[Records from a dataset]
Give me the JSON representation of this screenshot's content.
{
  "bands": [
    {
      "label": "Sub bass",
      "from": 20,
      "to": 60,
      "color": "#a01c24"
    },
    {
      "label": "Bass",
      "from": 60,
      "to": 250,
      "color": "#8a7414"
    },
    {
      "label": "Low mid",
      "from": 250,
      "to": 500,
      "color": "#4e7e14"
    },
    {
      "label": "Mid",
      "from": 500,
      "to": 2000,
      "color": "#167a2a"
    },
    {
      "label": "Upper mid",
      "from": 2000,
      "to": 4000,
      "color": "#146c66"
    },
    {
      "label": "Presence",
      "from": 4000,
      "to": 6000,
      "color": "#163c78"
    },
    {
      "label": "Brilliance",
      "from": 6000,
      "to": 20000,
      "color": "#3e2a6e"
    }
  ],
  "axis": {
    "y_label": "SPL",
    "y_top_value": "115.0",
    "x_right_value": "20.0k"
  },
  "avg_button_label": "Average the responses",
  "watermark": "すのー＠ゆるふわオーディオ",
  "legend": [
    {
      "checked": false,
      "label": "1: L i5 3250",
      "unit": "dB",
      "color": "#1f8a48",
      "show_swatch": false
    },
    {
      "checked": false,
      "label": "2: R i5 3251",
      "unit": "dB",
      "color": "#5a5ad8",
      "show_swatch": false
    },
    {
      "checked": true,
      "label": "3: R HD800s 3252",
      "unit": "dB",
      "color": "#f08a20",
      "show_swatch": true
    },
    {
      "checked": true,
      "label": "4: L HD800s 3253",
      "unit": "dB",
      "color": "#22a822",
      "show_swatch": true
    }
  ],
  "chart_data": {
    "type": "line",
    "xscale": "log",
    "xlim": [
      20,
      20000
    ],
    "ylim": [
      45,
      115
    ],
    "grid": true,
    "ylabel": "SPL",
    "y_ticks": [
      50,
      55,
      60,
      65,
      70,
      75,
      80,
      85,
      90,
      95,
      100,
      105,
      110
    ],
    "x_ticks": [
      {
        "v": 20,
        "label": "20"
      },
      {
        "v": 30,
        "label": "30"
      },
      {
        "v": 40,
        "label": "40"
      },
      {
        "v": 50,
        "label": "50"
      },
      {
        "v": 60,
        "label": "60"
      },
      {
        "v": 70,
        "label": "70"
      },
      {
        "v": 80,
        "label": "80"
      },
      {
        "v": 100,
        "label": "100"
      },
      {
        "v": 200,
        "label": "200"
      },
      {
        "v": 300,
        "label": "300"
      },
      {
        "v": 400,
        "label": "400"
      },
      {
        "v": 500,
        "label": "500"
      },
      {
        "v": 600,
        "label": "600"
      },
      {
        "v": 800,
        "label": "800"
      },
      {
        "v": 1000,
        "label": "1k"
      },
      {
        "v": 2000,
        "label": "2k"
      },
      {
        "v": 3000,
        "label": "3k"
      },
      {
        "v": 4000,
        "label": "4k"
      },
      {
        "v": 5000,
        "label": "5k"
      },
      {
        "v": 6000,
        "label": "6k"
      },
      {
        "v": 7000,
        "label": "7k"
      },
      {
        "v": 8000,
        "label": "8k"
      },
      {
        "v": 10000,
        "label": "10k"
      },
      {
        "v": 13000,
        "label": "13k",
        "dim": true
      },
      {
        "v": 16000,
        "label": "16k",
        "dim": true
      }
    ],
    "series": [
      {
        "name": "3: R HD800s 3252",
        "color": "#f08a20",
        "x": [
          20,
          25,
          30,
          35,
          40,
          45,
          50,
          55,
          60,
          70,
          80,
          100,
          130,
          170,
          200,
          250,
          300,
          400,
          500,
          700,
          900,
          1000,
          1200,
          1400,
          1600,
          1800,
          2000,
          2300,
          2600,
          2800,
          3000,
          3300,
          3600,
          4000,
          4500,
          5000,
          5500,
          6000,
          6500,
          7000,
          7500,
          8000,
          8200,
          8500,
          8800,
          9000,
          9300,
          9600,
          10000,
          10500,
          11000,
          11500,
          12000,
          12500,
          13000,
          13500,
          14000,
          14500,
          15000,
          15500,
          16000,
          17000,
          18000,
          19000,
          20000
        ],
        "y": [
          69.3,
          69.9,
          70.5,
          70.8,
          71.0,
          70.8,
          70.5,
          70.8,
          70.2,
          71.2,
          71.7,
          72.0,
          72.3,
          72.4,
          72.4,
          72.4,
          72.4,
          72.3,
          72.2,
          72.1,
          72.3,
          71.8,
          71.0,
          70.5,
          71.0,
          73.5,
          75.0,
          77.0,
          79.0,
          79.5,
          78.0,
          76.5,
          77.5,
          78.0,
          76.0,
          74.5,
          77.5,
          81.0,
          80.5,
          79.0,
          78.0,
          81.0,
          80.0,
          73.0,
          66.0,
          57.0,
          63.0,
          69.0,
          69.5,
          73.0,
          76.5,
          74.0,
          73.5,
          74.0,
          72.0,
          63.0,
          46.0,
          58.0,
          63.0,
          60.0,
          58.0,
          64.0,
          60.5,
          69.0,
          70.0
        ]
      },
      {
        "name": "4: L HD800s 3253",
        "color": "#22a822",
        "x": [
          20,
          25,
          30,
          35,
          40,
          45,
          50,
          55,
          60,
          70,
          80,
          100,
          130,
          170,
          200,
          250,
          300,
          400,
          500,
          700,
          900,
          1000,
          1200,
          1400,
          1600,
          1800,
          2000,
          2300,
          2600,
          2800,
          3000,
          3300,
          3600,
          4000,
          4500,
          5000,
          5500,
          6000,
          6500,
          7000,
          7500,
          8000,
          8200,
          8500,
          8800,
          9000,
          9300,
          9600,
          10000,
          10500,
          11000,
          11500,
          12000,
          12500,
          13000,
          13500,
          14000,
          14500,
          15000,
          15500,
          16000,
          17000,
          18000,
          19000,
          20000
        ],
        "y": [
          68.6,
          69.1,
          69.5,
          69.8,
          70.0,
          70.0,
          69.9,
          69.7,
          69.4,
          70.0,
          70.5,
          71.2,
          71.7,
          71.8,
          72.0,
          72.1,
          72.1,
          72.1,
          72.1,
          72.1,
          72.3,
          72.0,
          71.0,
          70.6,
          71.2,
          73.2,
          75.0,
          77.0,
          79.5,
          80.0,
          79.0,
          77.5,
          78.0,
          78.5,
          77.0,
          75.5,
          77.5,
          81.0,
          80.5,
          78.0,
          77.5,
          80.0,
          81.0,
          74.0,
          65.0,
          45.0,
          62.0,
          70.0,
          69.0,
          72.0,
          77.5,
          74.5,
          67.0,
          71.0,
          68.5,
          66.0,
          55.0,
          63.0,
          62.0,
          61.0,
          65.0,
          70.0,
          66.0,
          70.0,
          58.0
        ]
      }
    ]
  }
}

* [WHAT THE TASK ASKS]:
Go through the records and print each one exactly.

* [RESULT FOR THIS TASK]:
Give me the JSON representation of this screenshot's content.
{
  "bands": [
    {
      "label": "Sub bass",
      "from": 20,
      "to": 60,
      "color": "#a01c24"
    },
    {
      "label": "Bass",
      "from": 60,
      "to": 250,
      "color": "#8a7414"
    },
    {
      "label": "Low mid",
      "from": 250,
      "to": 500,
      "color": "#4e7e14"
    },
    {
      "label": "Mid",
      "from": 500,
      "to": 2000,
      "color": "#167a2a"
    },
    {
      "label": "Upper mid",
      "from": 2000,
      "to": 4000,
      "color": "#146c66"
    },
    {
      "label": "Presence",
      "from": 4000,
      "to": 6000,
      "color": "#163c78"
    },
    {
      "label": "Brilliance",
      "from": 6000,
      "to": 20000,
      "color": "#3e2a6e"
    }
  ],
  "axis": {
    "y_label": "SPL",
    "y_top_value": "115.0",
    "x_right_value": "20.0k"
  },
  "avg_button_label": "Average the responses",
  "watermark": "すのー＠ゆるふわオーディオ",
  "legend": [
    {
      "checked": false,
      "label": "1: L i5 3250",
      "unit": "dB",
      "color": "#1f8a48",
      "show_swatch": false
    },
    {
      "checked": false,
      "label": "2: R i5 3251",
      "unit": "dB",
      "color": "#5a5ad8",
      "show_swatch": false
    },
    {
      "checked": true,
      "label": "3: R HD800s 3252",
      "unit": "dB",
      "color": "#f08a20",
      "show_swatch": true
    },
    {
      "checked": true,
      "label": "4: L HD800s 3253",
      "unit": "dB",
      "color": "#22a822",
      "show_swatch": true
    }
  ],
  "chart_data": {
    "type": "line",
    "xscale": "log",
    "xlim": [
      20,
      20000
    ],
    "ylim": [
      45,
      115
    ],
    "grid": true,
    "ylabel": "SPL",
    "y_ticks": [
      50,
      55,
      60,
      65,
      70,
      75,
      80,
      85,
      90,
      95,
      100,
      105,
      110
    ],
    "x_ticks": [
      {
        "v": 20,
        "label": "20"
      },
      {
        "v": 30,
        "label": "30"
      },
      {
        "v": 40,
        "label": "40"
      },
      {
        "v": 50,
        "label": "50"
      },
      {
        "v": 60,
        "label": "60"
      },
      {
        "v": 70,
        "label": "70"
      },
      {
        "v": 80,
        "label": "80"
      },
      {
        "v": 100,
        "label": "100"
      },
      {
        "v": 200,
        "label": "200"
      },
      {
        "v": 300,
        "label": "300"
      },
      {
        "v": 400,
        "label": "400"
      },
      {
        "v": 500,
        "label": "500"
      },
      {
        "v": 600,
        "label": "600"
      },
      {
        "v": 800,
        "label": "800"
      },
      {
        "v": 1000,
        "label": "1k"
      },
      {
        "v": 2000,
        "label": "2k"
      },
      {
        "v": 3000,
        "label": "3k"
      },
      {
        "v": 4000,
        "label": "4k"
      },
      {
        "v": 5000,
        "label": "5k"
      },
      {
        "v": 6000,
        "label": "6k"
      },
      {
        "v": 7000,
        "label": "7k"
      },
      {
        "v": 8000,
        "label": "8k"
      },
      {
        "v": 10000,
        "label": "10k"
      },
      {
        "v": 13000,
        "label": "13k",
        "dim": true
      },
      {
        "v": 16000,
        "label": "16k",
        "dim": true
      }
    ],
    "series": [
      {
        "name": "3: R HD800s 3252",
        "color": "#f08a20",
        "x": [
          20,
          25,
          30,
          35,
          40,
          45,
          50,
          55,
          60,
          70,
          80,
          100,
          130,
          170,
          200,
          250,
          300,
          400,
          500,
          700,
          900,
          1000,
          1200,
          1400,
          1600,
          1800,
          2000,
          2300,
          2600,
          2800,
          3000,
          3300,
          3600,
          4000,
          4500,
          5000,
          5500,
          6000,
          6500,
          7000,
          7500,
          8000,
          8200,
          8500,
          8800,
          9000,
          9300,
          9600,
          10000,
          10500,
          11000,
          11500,
          12000,
          12500,
          13000,
          13500,
          14000,
          14500,
          15000,
          15500,
          16000,
          17000,
          18000,
          19000,
          20000
        ],
        "y": [
          69.3,
          69.9,
          70.5,
          70.8,
          71.0,
          70.8,
          70.5,
          70.8,
          70.2,
          71.2,
          71.7,
          72.0,
          72.3,
          72.4,
          72.4,
          72.4,
          72.4,
          72.3,
          72.2,
          72.1,
          72.3,
          71.8,
          71.0,
          70.5,
          71.0,
          73.5,
          75.0,
          77.0,
          79.0,
          79.5,
          78.0,
          76.5,
          77.5,
          78.0,
          76.0,
          74.5,
          77.5,
          81.0,
          80.5,
          79.0,
          78.0,
          81.0,
          80.0,
          73.0,
          66.0,
          57.0,
          63.0,
          69.0,
          69.5,
          73.0,
          76.5,
          74.0,
          73.5,
          74.0,
          72.0,
          63.0,
          46.0,
          58.0,
          63.0,
          60.0,
          58.0,
          64.0,
          60.5,
          69.0,
          70.0
        ]
      },
      {
        "name": "4: L HD800s 3253",
        "color": "#22a822",
        "x": [
          20,
          25,
          30,
          35,
          40,
          45,
          50,
          55,
          60,
          70,
          80,
          100,
          130,
          170,
          200,
          250,
          300,
          400,
          500,
          700,
          900,
          1000,
          1200,
          1400,
          1600,
          1800,
          2000,
          2300,
          2600,
          2800,
          3000,
          3300,
          3600,
          4000,
          4500,
          5000,
          5500,
          6000,
          6500,
          7000,
          7500,
          8000,
          8200,
          8500,
          8800,
          9000,
          9300,
          9600,
          10000,
          10500,
          11000,
          11500,
          12000,
          12500,
          13000,
          13500,
          14000,
          14500,
          15000,
          15500,
          16000,
          17000,
          18000,
          19000,
          20000
        ],
        "y": [
          68.6,
          69.1,
          69.5,
          69.8,
          70.0,
          70.0,
          69.9,
          69.7,
          69.4,
          70.0,
          70.5,
          71.2,
          71.7,
          71.8,
          72.0,
          72.1,
          72.1,
          72.1,
          72.1,
          72.1,
          72.3,
          72.0,
          71.0,
          70.6,
          71.2,
          73.2,
          75.0,
          77.0,
          79.5,
          80.0,
          79.0,
          77.5,
          78.0,
          78.5,
          77.0,
          75.5,
          77.5,
          81.0,
          80.5,
          78.0,
          77.5,
          80.0,
          81.0,
          74.0,
          65.0,
          45.0,
          62.0,
          70.0,
          69.0,
          72.0,
          77.5,
          74.5,
          67.0,
          71.0,
          68.5,
          66.0,
          55.0,
          63.0,
          62.0,
          61.0,
          65.0,
          70.0,
          66.0,
          70.0,
          58.0
        ]
      }
    ]
  }
}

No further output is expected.